● **Written request**:
Within the records below, find each line that holds the string "employed", then copy it.

● **Listed entries**:
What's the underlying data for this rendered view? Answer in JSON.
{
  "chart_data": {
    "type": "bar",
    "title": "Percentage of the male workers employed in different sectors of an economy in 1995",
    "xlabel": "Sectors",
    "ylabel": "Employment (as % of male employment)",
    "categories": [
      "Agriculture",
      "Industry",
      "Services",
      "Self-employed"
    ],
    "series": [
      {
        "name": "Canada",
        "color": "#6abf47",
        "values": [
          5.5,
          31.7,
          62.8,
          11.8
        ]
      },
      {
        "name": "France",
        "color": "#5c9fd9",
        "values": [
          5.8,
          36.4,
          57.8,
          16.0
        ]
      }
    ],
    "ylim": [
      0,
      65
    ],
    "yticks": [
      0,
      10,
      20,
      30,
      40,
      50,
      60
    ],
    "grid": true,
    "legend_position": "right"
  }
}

--

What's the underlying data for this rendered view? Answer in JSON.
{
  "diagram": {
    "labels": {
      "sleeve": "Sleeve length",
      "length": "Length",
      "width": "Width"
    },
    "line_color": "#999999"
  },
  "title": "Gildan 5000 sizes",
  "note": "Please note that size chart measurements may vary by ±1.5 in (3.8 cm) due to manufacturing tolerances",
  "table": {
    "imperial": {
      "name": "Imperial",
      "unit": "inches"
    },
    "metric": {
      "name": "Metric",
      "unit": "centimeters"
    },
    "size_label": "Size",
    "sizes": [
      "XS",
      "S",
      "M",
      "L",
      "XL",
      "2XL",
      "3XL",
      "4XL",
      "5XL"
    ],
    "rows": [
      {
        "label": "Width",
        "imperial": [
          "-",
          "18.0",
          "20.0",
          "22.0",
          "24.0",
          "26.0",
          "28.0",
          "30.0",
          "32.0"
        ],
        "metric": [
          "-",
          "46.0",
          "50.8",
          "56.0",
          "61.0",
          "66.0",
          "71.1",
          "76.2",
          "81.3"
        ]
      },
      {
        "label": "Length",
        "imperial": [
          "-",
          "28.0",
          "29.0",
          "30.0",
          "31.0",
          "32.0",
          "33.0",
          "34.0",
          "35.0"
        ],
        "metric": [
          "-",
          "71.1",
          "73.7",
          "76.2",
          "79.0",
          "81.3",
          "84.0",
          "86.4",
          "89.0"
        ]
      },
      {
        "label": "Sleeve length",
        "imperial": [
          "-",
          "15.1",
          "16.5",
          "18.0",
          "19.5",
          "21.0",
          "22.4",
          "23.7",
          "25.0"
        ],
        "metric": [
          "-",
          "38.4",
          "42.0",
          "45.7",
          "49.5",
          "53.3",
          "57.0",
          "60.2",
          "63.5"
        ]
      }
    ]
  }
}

...

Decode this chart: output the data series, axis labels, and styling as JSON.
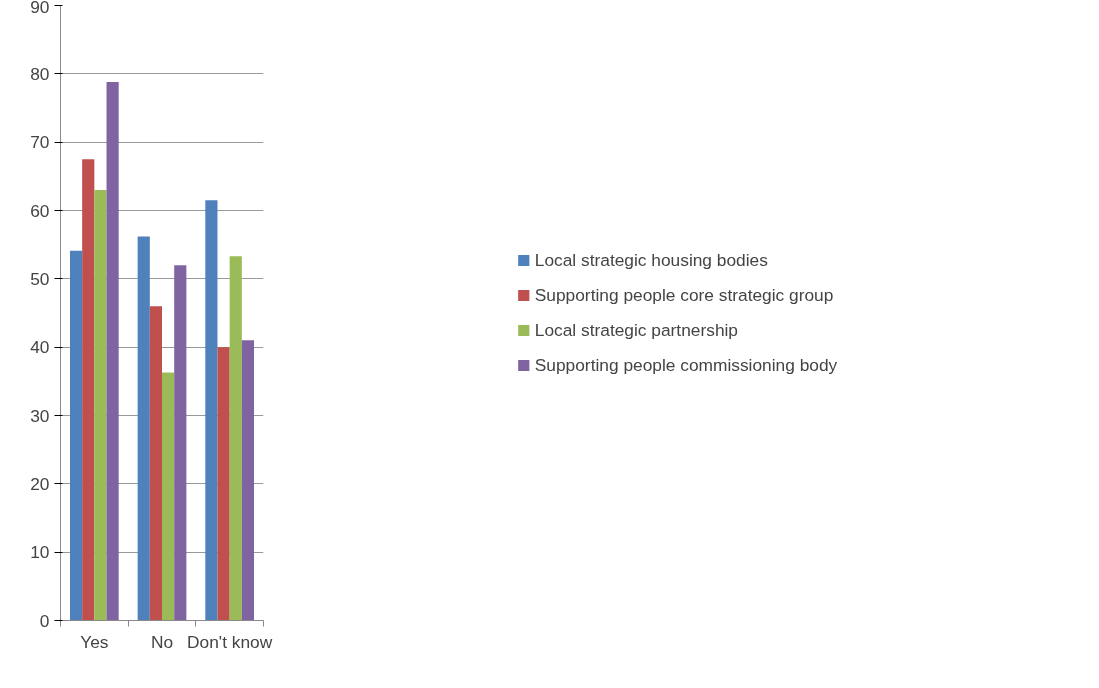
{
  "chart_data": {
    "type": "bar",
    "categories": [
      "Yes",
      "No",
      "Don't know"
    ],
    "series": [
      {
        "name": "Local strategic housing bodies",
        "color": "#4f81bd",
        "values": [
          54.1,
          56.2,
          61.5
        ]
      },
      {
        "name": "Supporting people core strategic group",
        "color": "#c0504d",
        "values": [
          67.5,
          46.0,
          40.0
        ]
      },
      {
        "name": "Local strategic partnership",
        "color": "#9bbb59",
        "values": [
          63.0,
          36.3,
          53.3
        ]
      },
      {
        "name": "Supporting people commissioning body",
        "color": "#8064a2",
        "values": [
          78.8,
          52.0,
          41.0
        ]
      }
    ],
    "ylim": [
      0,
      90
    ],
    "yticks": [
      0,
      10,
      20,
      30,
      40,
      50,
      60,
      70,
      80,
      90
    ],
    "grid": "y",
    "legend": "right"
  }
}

● **Full answer**:
    "title": "Percentage of the male workers employed in different sectors of an economy in 1995",
      "Self-employed"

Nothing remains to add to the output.